■ SET EXERCISE ■
Retype every entry in its entirety, without alteration.

■ PROVIDED INFORMATION ■
╔══
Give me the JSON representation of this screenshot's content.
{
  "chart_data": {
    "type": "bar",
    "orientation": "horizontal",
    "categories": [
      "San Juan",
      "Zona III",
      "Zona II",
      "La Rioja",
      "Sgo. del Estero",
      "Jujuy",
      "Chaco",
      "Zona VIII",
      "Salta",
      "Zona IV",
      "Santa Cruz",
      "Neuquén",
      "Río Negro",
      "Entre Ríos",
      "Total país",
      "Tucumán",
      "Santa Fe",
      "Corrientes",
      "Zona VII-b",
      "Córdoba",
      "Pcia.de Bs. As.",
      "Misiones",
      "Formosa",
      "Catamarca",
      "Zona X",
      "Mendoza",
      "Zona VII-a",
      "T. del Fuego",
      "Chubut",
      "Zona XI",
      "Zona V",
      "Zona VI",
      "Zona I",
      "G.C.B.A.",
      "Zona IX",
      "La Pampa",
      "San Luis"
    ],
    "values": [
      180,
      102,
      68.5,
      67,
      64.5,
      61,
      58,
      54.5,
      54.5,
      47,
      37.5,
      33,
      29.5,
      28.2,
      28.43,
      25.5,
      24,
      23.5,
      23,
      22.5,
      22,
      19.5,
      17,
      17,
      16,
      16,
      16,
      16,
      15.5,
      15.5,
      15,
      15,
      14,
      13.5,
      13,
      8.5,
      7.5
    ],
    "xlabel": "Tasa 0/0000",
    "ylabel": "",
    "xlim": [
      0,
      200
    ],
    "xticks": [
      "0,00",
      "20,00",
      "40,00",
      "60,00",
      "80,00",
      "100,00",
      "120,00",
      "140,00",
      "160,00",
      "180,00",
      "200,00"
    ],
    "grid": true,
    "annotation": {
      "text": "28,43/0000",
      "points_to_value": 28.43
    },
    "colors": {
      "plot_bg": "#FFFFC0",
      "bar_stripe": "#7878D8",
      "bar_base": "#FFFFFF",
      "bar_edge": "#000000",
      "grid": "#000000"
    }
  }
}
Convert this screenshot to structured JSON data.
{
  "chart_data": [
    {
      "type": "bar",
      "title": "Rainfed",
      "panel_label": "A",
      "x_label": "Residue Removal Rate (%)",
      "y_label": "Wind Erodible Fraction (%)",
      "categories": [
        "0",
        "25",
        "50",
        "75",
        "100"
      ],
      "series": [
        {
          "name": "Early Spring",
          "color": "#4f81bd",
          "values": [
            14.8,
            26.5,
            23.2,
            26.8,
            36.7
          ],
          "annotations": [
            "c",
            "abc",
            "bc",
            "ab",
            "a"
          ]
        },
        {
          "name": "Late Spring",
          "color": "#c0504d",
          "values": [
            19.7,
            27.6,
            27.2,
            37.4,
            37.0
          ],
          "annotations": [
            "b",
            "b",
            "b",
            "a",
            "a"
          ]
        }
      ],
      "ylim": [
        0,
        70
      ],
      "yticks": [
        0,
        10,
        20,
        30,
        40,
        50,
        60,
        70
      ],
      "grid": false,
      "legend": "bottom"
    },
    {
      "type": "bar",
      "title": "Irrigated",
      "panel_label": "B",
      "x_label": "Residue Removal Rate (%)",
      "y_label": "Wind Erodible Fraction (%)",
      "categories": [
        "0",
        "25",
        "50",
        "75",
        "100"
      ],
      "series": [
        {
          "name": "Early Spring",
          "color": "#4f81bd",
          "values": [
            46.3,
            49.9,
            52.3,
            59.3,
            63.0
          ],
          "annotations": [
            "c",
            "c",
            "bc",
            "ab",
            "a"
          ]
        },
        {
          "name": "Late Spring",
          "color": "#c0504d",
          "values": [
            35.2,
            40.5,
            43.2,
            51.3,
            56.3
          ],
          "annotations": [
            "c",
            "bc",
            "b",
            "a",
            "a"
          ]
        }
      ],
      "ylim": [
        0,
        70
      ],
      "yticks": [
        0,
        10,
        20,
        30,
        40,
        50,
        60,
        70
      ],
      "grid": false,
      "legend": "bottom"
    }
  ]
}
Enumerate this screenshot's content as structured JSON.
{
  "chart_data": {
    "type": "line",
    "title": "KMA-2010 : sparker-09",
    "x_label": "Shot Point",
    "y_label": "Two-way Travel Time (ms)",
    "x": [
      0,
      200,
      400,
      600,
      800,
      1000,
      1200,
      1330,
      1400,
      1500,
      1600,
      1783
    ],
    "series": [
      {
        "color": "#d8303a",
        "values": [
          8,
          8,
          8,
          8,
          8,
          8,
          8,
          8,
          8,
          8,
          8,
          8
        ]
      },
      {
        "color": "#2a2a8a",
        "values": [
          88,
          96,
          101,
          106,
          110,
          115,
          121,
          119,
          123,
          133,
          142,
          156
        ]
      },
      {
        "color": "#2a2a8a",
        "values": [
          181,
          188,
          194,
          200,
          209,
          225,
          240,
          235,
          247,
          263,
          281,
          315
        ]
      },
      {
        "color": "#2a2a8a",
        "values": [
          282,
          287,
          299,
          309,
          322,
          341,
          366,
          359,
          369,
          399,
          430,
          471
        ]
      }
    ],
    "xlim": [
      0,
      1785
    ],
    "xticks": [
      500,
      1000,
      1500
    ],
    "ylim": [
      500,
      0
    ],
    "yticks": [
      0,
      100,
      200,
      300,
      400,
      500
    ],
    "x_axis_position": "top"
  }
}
╚══
■ SOLUTION ■
Give me the JSON representation of this screenshot's content.
{
  "chart_data": {
    "type": "bar",
    "orientation": "horizontal",
    "categories": [
      "San Juan",
      "Zona III",
      "Zona II",
      "La Rioja",
      "Sgo. del Estero",
      "Jujuy",
      "Chaco",
      "Zona VIII",
      "Salta",
      "Zona IV",
      "Santa Cruz",
      "Neuquén",
      "Río Negro",
      "Entre Ríos",
      "Total país",
      "Tucumán",
      "Santa Fe",
      "Corrientes",
      "Zona VII-b",
      "Córdoba",
      "Pcia.de Bs. As.",
      "Misiones",
      "Formosa",
      "Catamarca",
      "Zona X",
      "Mendoza",
      "Zona VII-a",
      "T. del Fuego",
      "Chubut",
      "Zona XI",
      "Zona V",
      "Zona VI",
      "Zona I",
      "G.C.B.A.",
      "Zona IX",
      "La Pampa",
      "San Luis"
    ],
    "values": [
      180,
      102,
      68.5,
      67,
      64.5,
      61,
      58,
      54.5,
      54.5,
      47,
      37.5,
      33,
      29.5,
      28.2,
      28.43,
      25.5,
      24,
      23.5,
      23,
      22.5,
      22,
      19.5,
      17,
      17,
      16,
      16,
      16,
      16,
      15.5,
      15.5,
      15,
      15,
      14,
      13.5,
      13,
      8.5,
      7.5
    ],
    "xlabel": "Tasa 0/0000",
    "ylabel": "",
    "xlim": [
      0,
      200
    ],
    "xticks": [
      "0,00",
      "20,00",
      "40,00",
      "60,00",
      "80,00",
      "100,00",
      "120,00",
      "140,00",
      "160,00",
      "180,00",
      "200,00"
    ],
    "grid": true,
    "annotation": {
      "text": "28,43/0000",
      "points_to_value": 28.43
    },
    "colors": {
      "plot_bg": "#FFFFC0",
      "bar_stripe": "#7878D8",
      "bar_base": "#FFFFFF",
      "bar_edge": "#000000",
      "grid": "#000000"
    }
  }
}
Convert this screenshot to structured JSON data.
{
  "chart_data": [
    {
      "type": "bar",
      "title": "Rainfed",
      "panel_label": "A",
      "x_label": "Residue Removal Rate (%)",
      "y_label": "Wind Erodible Fraction (%)",
      "categories": [
        "0",
        "25",
        "50",
        "75",
        "100"
      ],
      "series": [
        {
          "name": "Early Spring",
          "color": "#4f81bd",
          "values": [
            14.8,
            26.5,
            23.2,
            26.8,
            36.7
          ],
          "annotations": [
            "c",
            "abc",
            "bc",
            "ab",
            "a"
          ]
        },
        {
          "name": "Late Spring",
          "color": "#c0504d",
          "values": [
            19.7,
            27.6,
            27.2,
            37.4,
            37.0
          ],
          "annotations": [
            "b",
            "b",
            "b",
            "a",
            "a"
          ]
        }
      ],
      "ylim": [
        0,
        70
      ],
      "yticks": [
        0,
        10,
        20,
        30,
        40,
        50,
        60,
        70
      ],
      "grid": false,
      "legend": "bottom"
    },
    {
      "type": "bar",
      "title": "Irrigated",
      "panel_label": "B",
      "x_label": "Residue Removal Rate (%)",
      "y_label": "Wind Erodible Fraction (%)",
      "categories": [
        "0",
        "25",
        "50",
        "75",
        "100"
      ],
      "series": [
        {
          "name": "Early Spring",
          "color": "#4f81bd",
          "values": [
            46.3,
            49.9,
            52.3,
            59.3,
            63.0
          ],
          "annotations": [
            "c",
            "c",
            "bc",
            "ab",
            "a"
          ]
        },
        {
          "name": "Late Spring",
          "color": "#c0504d",
          "values": [
            35.2,
            40.5,
            43.2,
            51.3,
            56.3
          ],
          "annotations": [
            "c",
            "bc",
            "b",
            "a",
            "a"
          ]
        }
      ],
      "ylim": [
        0,
        70
      ],
      "yticks": [
        0,
        10,
        20,
        30,
        40,
        50,
        60,
        70
      ],
      "grid": false,
      "legend": "bottom"
    }
  ]
}
Enumerate this screenshot's content as structured JSON.
{
  "chart_data": {
    "type": "line",
    "title": "KMA-2010 : sparker-09",
    "x_label": "Shot Point",
    "y_label": "Two-way Travel Time (ms)",
    "x": [
      0,
      200,
      400,
      600,
      800,
      1000,
      1200,
      1330,
      1400,
      1500,
      1600,
      1783
    ],
    "series": [
      {
        "color": "#d8303a",
        "values": [
          8,
          8,
          8,
          8,
          8,
          8,
          8,
          8,
          8,
          8,
          8,
          8
        ]
      },
      {
        "color": "#2a2a8a",
        "values": [
          88,
          96,
          101,
          106,
          110,
          115,
          121,
          119,
          123,
          133,
          142,
          156
        ]
      },
      {
        "color": "#2a2a8a",
        "values": [
          181,
          188,
          194,
          200,
          209,
          225,
          240,
          235,
          247,
          263,
          281,
          315
        ]
      },
      {
        "color": "#2a2a8a",
        "values": [
          282,
          287,
          299,
          309,
          322,
          341,
          366,
          359,
          369,
          399,
          430,
          471
        ]
      }
    ],
    "xlim": [
      0,
      1785
    ],
    "xticks": [
      500,
      1000,
      1500
    ],
    "ylim": [
      500,
      0
    ],
    "yticks": [
      0,
      100,
      200,
      300,
      400,
      500
    ],
    "x_axis_position": "top"
  }
}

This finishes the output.